*What is asked*:
Return each of the items below word for word, with every line left unchanged.
::::
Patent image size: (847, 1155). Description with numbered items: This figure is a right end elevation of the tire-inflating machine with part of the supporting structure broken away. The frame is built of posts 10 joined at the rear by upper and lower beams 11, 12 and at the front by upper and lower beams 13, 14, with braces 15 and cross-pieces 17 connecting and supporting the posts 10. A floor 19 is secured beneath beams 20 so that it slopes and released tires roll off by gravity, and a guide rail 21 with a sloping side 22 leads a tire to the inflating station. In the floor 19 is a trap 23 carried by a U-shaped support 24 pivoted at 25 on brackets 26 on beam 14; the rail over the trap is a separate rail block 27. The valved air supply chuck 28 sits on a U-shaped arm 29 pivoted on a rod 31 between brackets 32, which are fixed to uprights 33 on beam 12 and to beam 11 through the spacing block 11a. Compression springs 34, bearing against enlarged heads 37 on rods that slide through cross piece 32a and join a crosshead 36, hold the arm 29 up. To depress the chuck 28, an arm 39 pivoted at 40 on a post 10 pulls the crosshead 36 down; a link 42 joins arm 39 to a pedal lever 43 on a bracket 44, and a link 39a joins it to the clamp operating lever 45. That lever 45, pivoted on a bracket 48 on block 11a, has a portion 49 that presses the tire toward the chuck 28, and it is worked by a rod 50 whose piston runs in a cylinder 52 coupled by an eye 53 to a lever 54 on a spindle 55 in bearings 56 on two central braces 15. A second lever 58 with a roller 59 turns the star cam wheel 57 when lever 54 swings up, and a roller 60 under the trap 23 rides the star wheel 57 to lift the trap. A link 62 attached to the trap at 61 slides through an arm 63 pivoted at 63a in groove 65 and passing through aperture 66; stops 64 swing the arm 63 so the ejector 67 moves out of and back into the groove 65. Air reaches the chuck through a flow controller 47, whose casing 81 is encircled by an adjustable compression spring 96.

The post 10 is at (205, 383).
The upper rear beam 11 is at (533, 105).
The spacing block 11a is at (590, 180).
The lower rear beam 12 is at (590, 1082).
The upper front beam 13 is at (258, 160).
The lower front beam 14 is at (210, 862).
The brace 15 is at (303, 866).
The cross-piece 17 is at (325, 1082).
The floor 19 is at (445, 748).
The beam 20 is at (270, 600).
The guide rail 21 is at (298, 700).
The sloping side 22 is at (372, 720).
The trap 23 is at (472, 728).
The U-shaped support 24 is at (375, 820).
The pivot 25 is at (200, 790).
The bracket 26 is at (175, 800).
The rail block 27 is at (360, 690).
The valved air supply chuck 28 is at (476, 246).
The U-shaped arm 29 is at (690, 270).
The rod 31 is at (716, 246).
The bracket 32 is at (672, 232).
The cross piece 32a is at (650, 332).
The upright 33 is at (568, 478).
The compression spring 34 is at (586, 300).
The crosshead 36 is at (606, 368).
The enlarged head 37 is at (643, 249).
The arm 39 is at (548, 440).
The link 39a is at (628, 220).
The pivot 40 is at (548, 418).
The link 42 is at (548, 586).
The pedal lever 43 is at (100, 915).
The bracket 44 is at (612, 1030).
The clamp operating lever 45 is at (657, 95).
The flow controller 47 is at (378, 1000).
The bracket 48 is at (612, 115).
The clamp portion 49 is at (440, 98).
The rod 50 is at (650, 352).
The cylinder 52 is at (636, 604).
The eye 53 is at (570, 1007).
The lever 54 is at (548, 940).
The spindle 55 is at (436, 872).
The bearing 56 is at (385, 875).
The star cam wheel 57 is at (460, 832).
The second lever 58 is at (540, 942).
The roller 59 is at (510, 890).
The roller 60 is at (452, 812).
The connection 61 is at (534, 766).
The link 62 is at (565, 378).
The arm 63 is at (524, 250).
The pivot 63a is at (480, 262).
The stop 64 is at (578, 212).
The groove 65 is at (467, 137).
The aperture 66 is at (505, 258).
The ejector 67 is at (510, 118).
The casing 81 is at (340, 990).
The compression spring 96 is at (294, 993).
::::
*Response to the exercise*:
Patent image size: (847, 1155). Description with numbered items: This figure is a right end elevation of the tire-inflating machine with part of the supporting structure broken away. The frame is built of posts 10 joined at the rear by upper and lower beams 11, 12 and at the front by upper and lower beams 13, 14, with braces 15 and cross-pieces 17 connecting and supporting the posts 10. A floor 19 is secured beneath beams 20 so that it slopes and released tires roll off by gravity, and a guide rail 21 with a sloping side 22 leads a tire to the inflating station. In the floor 19 is a trap 23 carried by a U-shaped support 24 pivoted at 25 on brackets 26 on beam 14; the rail over the trap is a separate rail block 27. The valved air supply chuck 28 sits on a U-shaped arm 29 pivoted on a rod 31 between brackets 32, which are fixed to uprights 33 on beam 12 and to beam 11 through the spacing block 11a. Compression springs 34, bearing against enlarged heads 37 on rods that slide through cross piece 32a and join a crosshead 36, hold the arm 29 up. To depress the chuck 28, an arm 39 pivoted at 40 on a post 10 pulls the crosshead 36 down; a link 42 joins arm 39 to a pedal lever 43 on a bracket 44, and a link 39a joins it to the clamp operating lever 45. That lever 45, pivoted on a bracket 48 on block 11a, has a portion 49 that presses the tire toward the chuck 28, and it is worked by a rod 50 whose piston runs in a cylinder 52 coupled by an eye 53 to a lever 54 on a spindle 55 in bearings 56 on two central braces 15. A second lever 58 with a roller 59 turns the star cam wheel 57 when lever 54 swings up, and a roller 60 under the trap 23 rides the star wheel 57 to lift the trap. A link 62 attached to the trap at 61 slides through an arm 63 pivoted at 63a in groove 65 and passing through aperture 66; stops 64 swing the arm 63 so the ejector 67 moves out of and back into the groove 65. Air reaches the chuck through a flow controller 47, whose casing 81 is encircled by an adjustable compression spring 96.

The post 10 is at (205, 383).
The upper rear beam 11 is at (533, 105).
The spacing block 11a is at (590, 180).
The lower rear beam 12 is at (590, 1082).
The upper front beam 13 is at (258, 160).
The lower front beam 14 is at (210, 862).
The brace 15 is at (303, 866).
The cross-piece 17 is at (325, 1082).
The floor 19 is at (445, 748).
The beam 20 is at (270, 600).
The guide rail 21 is at (298, 700).
The sloping side 22 is at (372, 720).
The trap 23 is at (472, 728).
The U-shaped support 24 is at (375, 820).
The pivot 25 is at (200, 790).
The bracket 26 is at (175, 800).
The rail block 27 is at (360, 690).
The valved air supply chuck 28 is at (476, 246).
The U-shaped arm 29 is at (690, 270).
The rod 31 is at (716, 246).
The bracket 32 is at (672, 232).
The cross piece 32a is at (650, 332).
The upright 33 is at (568, 478).
The compression spring 34 is at (586, 300).
The crosshead 36 is at (606, 368).
The enlarged head 37 is at (643, 249).
The arm 39 is at (548, 440).
The link 39a is at (628, 220).
The pivot 40 is at (548, 418).
The link 42 is at (548, 586).
The pedal lever 43 is at (100, 915).
The bracket 44 is at (612, 1030).
The clamp operating lever 45 is at (657, 95).
The flow controller 47 is at (378, 1000).
The bracket 48 is at (612, 115).
The clamp portion 49 is at (440, 98).
The rod 50 is at (650, 352).
The cylinder 52 is at (636, 604).
The eye 53 is at (570, 1007).
The lever 54 is at (548, 940).
The spindle 55 is at (436, 872).
The bearing 56 is at (385, 875).
The star cam wheel 57 is at (460, 832).
The second lever 58 is at (540, 942).
The roller 59 is at (510, 890).
The roller 60 is at (452, 812).
The connection 61 is at (534, 766).
The link 62 is at (565, 378).
The arm 63 is at (524, 250).
The pivot 63a is at (480, 262).
The stop 64 is at (578, 212).
The groove 65 is at (467, 137).
The aperture 66 is at (505, 258).
The ejector 67 is at (510, 118).
The casing 81 is at (340, 990).
The compression spring 96 is at (294, 993).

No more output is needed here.